** start of Supplied records **
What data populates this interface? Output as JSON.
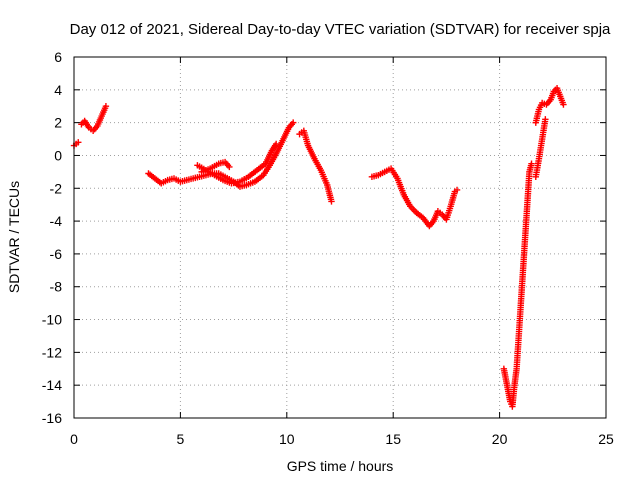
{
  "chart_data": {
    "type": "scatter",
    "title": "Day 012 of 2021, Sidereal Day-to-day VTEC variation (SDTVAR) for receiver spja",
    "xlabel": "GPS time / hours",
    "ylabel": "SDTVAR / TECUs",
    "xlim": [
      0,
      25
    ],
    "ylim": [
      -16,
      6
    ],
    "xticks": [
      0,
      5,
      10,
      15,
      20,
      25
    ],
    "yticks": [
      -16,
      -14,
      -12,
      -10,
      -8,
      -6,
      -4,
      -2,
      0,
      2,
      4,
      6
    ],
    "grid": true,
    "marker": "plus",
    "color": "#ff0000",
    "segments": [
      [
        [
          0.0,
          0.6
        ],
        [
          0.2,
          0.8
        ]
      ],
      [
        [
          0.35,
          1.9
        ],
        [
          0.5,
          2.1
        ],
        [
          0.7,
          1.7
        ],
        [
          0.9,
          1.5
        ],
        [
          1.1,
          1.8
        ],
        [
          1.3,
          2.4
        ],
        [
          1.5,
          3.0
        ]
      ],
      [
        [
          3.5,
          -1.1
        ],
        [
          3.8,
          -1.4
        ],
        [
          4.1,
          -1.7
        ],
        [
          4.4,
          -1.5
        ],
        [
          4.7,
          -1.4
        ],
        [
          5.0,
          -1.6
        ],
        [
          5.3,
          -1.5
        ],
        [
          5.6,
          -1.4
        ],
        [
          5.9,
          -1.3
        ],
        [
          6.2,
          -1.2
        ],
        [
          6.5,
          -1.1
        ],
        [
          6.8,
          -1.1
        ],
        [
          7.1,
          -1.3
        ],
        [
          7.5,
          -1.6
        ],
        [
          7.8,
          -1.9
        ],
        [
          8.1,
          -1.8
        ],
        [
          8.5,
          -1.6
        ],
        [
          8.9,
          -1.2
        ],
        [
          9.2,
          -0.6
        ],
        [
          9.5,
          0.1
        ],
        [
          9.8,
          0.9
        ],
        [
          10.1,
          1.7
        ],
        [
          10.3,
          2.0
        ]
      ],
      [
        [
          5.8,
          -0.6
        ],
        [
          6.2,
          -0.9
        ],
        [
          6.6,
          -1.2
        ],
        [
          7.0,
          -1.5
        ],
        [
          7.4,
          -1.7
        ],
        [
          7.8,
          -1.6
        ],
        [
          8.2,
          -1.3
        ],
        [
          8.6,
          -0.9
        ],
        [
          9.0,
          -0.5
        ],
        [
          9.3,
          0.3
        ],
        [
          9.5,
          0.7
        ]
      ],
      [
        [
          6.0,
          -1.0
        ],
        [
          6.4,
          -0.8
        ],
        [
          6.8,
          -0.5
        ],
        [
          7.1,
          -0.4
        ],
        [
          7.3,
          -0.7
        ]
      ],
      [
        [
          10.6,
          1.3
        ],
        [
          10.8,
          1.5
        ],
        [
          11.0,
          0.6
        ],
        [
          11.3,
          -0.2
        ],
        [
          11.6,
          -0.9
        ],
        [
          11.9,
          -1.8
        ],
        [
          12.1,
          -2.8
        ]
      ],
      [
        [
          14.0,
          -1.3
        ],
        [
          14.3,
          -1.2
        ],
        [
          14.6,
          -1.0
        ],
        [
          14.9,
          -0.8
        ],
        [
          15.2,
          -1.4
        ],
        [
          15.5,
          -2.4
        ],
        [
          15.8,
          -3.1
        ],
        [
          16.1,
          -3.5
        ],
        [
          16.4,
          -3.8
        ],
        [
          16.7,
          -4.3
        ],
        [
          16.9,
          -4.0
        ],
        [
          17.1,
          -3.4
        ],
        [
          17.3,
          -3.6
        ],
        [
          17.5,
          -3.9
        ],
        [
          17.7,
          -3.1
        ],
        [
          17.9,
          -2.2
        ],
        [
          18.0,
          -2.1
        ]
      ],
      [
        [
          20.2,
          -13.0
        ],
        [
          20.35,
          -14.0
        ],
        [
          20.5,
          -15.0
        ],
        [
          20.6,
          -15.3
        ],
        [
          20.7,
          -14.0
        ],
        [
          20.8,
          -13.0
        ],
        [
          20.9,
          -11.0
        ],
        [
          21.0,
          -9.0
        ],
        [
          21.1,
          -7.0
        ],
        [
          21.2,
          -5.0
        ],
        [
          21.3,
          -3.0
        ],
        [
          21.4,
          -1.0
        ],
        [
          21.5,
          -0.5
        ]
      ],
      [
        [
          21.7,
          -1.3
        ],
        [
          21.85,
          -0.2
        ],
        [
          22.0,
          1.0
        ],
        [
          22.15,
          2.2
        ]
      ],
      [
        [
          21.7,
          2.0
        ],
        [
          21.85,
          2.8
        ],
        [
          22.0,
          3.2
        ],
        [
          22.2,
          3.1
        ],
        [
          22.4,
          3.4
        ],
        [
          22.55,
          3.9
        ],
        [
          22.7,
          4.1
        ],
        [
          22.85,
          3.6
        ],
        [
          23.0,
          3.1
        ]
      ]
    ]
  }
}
** end of Supplied records **
** start of Supplied records **
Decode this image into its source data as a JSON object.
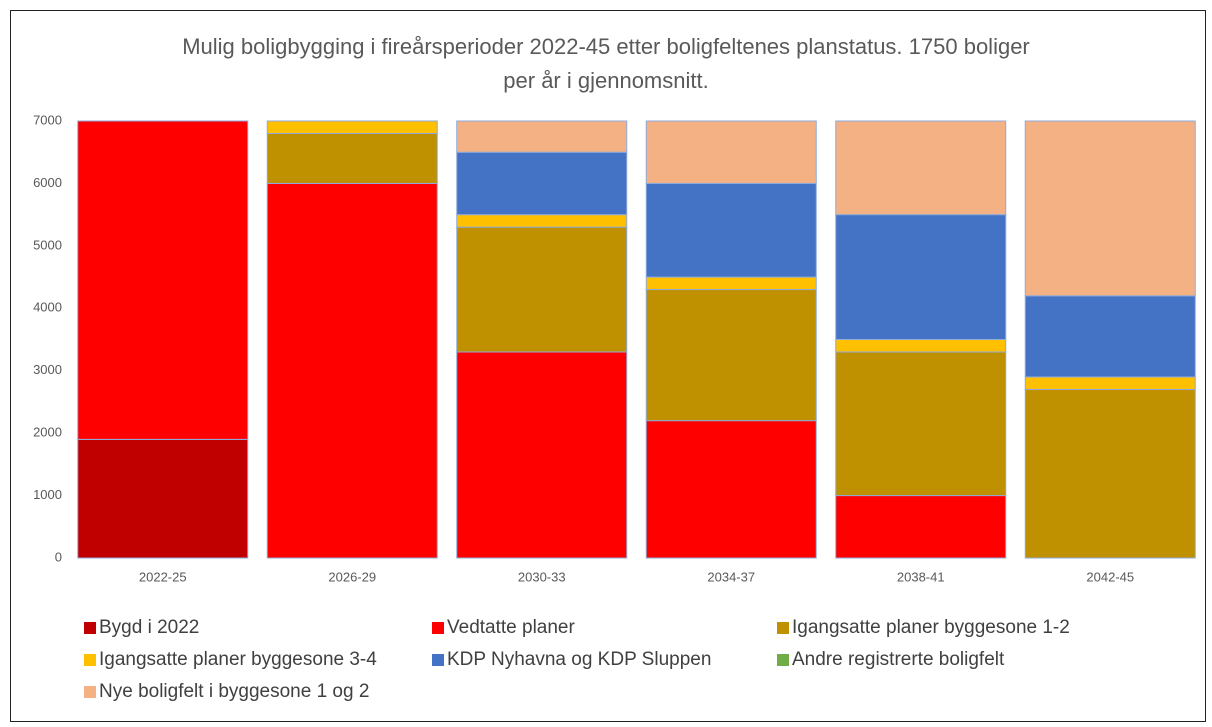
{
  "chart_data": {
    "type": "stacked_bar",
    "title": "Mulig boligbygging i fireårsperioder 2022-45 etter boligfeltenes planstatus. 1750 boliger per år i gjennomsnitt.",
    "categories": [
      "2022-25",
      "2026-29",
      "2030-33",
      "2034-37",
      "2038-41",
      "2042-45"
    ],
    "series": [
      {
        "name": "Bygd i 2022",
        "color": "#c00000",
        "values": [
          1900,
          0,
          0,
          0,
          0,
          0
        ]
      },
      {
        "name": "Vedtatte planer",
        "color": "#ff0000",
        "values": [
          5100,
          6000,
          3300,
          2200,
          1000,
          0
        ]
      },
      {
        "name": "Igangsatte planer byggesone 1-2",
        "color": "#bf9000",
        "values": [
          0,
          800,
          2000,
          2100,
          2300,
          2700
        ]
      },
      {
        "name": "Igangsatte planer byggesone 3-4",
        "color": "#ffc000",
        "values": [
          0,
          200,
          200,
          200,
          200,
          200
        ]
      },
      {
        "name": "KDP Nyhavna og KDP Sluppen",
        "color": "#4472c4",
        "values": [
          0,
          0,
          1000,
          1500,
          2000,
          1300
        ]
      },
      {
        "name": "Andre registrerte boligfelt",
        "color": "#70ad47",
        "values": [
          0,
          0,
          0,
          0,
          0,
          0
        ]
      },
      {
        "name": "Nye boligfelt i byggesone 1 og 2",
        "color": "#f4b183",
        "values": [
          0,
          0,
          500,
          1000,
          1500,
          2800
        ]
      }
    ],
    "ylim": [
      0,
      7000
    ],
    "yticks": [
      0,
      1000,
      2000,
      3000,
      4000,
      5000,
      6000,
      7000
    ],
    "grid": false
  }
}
** end of Supplied records **
What you will do: In the records above, find each line holding "this" and copy it.

Solved exercise:
What data populates this interface? Output as JSON.
Decode this image into its source data as a JSON object.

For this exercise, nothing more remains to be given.